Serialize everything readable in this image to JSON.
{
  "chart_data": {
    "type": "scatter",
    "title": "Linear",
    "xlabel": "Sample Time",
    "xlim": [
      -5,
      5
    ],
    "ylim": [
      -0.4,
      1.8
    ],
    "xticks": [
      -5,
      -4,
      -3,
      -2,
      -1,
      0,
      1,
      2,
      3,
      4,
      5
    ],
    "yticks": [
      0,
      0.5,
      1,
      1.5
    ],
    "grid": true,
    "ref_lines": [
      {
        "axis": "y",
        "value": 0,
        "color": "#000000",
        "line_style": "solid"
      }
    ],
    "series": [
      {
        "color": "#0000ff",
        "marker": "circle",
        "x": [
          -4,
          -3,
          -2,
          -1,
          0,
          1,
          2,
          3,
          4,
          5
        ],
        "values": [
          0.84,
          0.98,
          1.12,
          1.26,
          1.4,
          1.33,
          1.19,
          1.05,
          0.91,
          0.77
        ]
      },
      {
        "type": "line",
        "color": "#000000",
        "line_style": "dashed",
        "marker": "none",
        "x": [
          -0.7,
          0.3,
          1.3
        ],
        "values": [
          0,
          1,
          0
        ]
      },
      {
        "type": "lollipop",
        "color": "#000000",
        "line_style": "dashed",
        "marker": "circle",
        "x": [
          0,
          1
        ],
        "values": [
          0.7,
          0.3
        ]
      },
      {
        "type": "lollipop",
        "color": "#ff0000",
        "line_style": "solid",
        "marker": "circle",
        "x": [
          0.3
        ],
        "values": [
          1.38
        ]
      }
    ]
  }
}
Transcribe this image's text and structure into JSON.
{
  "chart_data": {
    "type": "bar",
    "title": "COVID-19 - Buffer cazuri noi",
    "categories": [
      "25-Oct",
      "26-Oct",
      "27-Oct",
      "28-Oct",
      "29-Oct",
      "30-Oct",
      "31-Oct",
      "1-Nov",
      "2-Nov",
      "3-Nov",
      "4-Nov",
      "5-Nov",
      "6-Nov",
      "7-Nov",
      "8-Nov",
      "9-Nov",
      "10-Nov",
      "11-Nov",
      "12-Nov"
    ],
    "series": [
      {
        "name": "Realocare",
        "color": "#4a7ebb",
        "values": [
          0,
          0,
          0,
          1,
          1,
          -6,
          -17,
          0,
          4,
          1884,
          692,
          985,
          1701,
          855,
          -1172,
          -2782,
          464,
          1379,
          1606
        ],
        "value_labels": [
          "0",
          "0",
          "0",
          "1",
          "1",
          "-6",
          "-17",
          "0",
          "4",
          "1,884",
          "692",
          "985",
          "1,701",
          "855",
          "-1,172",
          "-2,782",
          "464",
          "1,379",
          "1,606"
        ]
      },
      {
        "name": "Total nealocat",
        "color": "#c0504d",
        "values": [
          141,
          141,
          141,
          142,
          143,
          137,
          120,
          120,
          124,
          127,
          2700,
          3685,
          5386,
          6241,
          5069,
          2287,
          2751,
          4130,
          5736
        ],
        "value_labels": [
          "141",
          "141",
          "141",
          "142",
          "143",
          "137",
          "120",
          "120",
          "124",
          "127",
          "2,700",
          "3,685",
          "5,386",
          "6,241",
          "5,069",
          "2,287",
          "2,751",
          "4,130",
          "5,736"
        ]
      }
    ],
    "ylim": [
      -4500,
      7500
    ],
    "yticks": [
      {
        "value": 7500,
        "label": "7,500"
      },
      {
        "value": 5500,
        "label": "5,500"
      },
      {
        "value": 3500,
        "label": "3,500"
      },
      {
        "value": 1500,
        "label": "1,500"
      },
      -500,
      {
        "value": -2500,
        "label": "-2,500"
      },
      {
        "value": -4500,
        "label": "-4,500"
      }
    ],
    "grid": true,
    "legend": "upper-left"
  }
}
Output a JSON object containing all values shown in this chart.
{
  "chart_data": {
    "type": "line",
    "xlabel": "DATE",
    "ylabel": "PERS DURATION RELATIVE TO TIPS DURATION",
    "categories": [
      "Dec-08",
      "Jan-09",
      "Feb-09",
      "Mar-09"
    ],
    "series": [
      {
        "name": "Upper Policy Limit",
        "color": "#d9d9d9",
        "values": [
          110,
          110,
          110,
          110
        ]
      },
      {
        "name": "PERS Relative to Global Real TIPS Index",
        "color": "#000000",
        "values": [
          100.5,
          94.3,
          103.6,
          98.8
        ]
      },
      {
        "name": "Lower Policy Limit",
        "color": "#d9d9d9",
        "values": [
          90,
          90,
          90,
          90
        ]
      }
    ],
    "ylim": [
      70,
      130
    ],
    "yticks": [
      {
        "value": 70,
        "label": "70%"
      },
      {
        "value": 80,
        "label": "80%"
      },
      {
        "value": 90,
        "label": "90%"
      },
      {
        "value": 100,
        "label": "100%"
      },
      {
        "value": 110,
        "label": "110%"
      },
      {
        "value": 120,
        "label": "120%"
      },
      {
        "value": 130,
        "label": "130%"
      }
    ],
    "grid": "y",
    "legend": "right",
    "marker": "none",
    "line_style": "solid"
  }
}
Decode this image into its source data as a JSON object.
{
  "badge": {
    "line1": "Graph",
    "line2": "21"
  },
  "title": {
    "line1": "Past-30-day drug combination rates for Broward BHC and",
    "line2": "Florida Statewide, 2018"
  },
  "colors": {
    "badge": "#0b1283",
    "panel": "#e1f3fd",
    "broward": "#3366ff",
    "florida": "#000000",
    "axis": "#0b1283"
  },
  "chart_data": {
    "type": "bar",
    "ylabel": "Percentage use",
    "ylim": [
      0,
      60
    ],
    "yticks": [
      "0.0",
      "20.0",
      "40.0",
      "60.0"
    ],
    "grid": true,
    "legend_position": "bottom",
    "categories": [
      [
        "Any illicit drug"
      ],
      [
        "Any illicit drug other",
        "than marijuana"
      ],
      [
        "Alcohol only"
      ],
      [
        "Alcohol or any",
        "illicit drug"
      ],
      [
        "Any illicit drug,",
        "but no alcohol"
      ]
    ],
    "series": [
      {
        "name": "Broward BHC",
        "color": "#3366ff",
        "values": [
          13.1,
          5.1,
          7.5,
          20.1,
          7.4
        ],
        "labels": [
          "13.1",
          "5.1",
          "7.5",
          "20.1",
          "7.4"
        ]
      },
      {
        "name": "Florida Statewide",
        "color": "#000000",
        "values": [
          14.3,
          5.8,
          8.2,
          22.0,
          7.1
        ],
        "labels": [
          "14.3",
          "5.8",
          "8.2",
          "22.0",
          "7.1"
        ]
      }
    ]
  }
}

######

→ **Written request**:
Transcribe all of the entries without altering anything.

→ **The response**:
Serialize everything readable in this image to JSON.
{
  "chart_data": {
    "type": "scatter",
    "title": "Linear",
    "xlabel": "Sample Time",
    "xlim": [
      -5,
      5
    ],
    "ylim": [
      -0.4,
      1.8
    ],
    "xticks": [
      -5,
      -4,
      -3,
      -2,
      -1,
      0,
      1,
      2,
      3,
      4,
      5
    ],
    "yticks": [
      0,
      0.5,
      1,
      1.5
    ],
    "grid": true,
    "ref_lines": [
      {
        "axis": "y",
        "value": 0,
        "color": "#000000",
        "line_style": "solid"
      }
    ],
    "series": [
      {
        "color": "#0000ff",
        "marker": "circle",
        "x": [
          -4,
          -3,
          -2,
          -1,
          0,
          1,
          2,
          3,
          4,
          5
        ],
        "values": [
          0.84,
          0.98,
          1.12,
          1.26,
          1.4,
          1.33,
          1.19,
          1.05,
          0.91,
          0.77
        ]
      },
      {
        "type": "line",
        "color": "#000000",
        "line_style": "dashed",
        "marker": "none",
        "x": [
          -0.7,
          0.3,
          1.3
        ],
        "values": [
          0,
          1,
          0
        ]
      },
      {
        "type": "lollipop",
        "color": "#000000",
        "line_style": "dashed",
        "marker": "circle",
        "x": [
          0,
          1
        ],
        "values": [
          0.7,
          0.3
        ]
      },
      {
        "type": "lollipop",
        "color": "#ff0000",
        "line_style": "solid",
        "marker": "circle",
        "x": [
          0.3
        ],
        "values": [
          1.38
        ]
      }
    ]
  }
}
Transcribe this image's text and structure into JSON.
{
  "chart_data": {
    "type": "bar",
    "title": "COVID-19 - Buffer cazuri noi",
    "categories": [
      "25-Oct",
      "26-Oct",
      "27-Oct",
      "28-Oct",
      "29-Oct",
      "30-Oct",
      "31-Oct",
      "1-Nov",
      "2-Nov",
      "3-Nov",
      "4-Nov",
      "5-Nov",
      "6-Nov",
      "7-Nov",
      "8-Nov",
      "9-Nov",
      "10-Nov",
      "11-Nov",
      "12-Nov"
    ],
    "series": [
      {
        "name": "Realocare",
        "color": "#4a7ebb",
        "values": [
          0,
          0,
          0,
          1,
          1,
          -6,
          -17,
          0,
          4,
          1884,
          692,
          985,
          1701,
          855,
          -1172,
          -2782,
          464,
          1379,
          1606
        ],
        "value_labels": [
          "0",
          "0",
          "0",
          "1",
          "1",
          "-6",
          "-17",
          "0",
          "4",
          "1,884",
          "692",
          "985",
          "1,701",
          "855",
          "-1,172",
          "-2,782",
          "464",
          "1,379",
          "1,606"
        ]
      },
      {
        "name": "Total nealocat",
        "color": "#c0504d",
        "values": [
          141,
          141,
          141,
          142,
          143,
          137,
          120,
          120,
          124,
          127,
          2700,
          3685,
          5386,
          6241,
          5069,
          2287,
          2751,
          4130,
          5736
        ],
        "value_labels": [
          "141",
          "141",
          "141",
          "142",
          "143",
          "137",
          "120",
          "120",
          "124",
          "127",
          "2,700",
          "3,685",
          "5,386",
          "6,241",
          "5,069",
          "2,287",
          "2,751",
          "4,130",
          "5,736"
        ]
      }
    ],
    "ylim": [
      -4500,
      7500
    ],
    "yticks": [
      {
        "value": 7500,
        "label": "7,500"
      },
      {
        "value": 5500,
        "label": "5,500"
      },
      {
        "value": 3500,
        "label": "3,500"
      },
      {
        "value": 1500,
        "label": "1,500"
      },
      -500,
      {
        "value": -2500,
        "label": "-2,500"
      },
      {
        "value": -4500,
        "label": "-4,500"
      }
    ],
    "grid": true,
    "legend": "upper-left"
  }
}
Output a JSON object containing all values shown in this chart.
{
  "chart_data": {
    "type": "line",
    "xlabel": "DATE",
    "ylabel": "PERS DURATION RELATIVE TO TIPS DURATION",
    "categories": [
      "Dec-08",
      "Jan-09",
      "Feb-09",
      "Mar-09"
    ],
    "series": [
      {
        "name": "Upper Policy Limit",
        "color": "#d9d9d9",
        "values": [
          110,
          110,
          110,
          110
        ]
      },
      {
        "name": "PERS Relative to Global Real TIPS Index",
        "color": "#000000",
        "values": [
          100.5,
          94.3,
          103.6,
          98.8
        ]
      },
      {
        "name": "Lower Policy Limit",
        "color": "#d9d9d9",
        "values": [
          90,
          90,
          90,
          90
        ]
      }
    ],
    "ylim": [
      70,
      130
    ],
    "yticks": [
      {
        "value": 70,
        "label": "70%"
      },
      {
        "value": 80,
        "label": "80%"
      },
      {
        "value": 90,
        "label": "90%"
      },
      {
        "value": 100,
        "label": "100%"
      },
      {
        "value": 110,
        "label": "110%"
      },
      {
        "value": 120,
        "label": "120%"
      },
      {
        "value": 130,
        "label": "130%"
      }
    ],
    "grid": "y",
    "legend": "right",
    "marker": "none",
    "line_style": "solid"
  }
}
Decode this image into its source data as a JSON object.
{
  "badge": {
    "line1": "Graph",
    "line2": "21"
  },
  "title": {
    "line1": "Past-30-day drug combination rates for Broward BHC and",
    "line2": "Florida Statewide, 2018"
  },
  "colors": {
    "badge": "#0b1283",
    "panel": "#e1f3fd",
    "broward": "#3366ff",
    "florida": "#000000",
    "axis": "#0b1283"
  },
  "chart_data": {
    "type": "bar",
    "ylabel": "Percentage use",
    "ylim": [
      0,
      60
    ],
    "yticks": [
      "0.0",
      "20.0",
      "40.0",
      "60.0"
    ],
    "grid": true,
    "legend_position": "bottom",
    "categories": [
      [
        "Any illicit drug"
      ],
      [
        "Any illicit drug other",
        "than marijuana"
      ],
      [
        "Alcohol only"
      ],
      [
        "Alcohol or any",
        "illicit drug"
      ],
      [
        "Any illicit drug,",
        "but no alcohol"
      ]
    ],
    "series": [
      {
        "name": "Broward BHC",
        "color": "#3366ff",
        "values": [
          13.1,
          5.1,
          7.5,
          20.1,
          7.4
        ],
        "labels": [
          "13.1",
          "5.1",
          "7.5",
          "20.1",
          "7.4"
        ]
      },
      {
        "name": "Florida Statewide",
        "color": "#000000",
        "values": [
          14.3,
          5.8,
          8.2,
          22.0,
          7.1
        ],
        "labels": [
          "14.3",
          "5.8",
          "8.2",
          "22.0",
          "7.1"
        ]
      }
    ]
  }
}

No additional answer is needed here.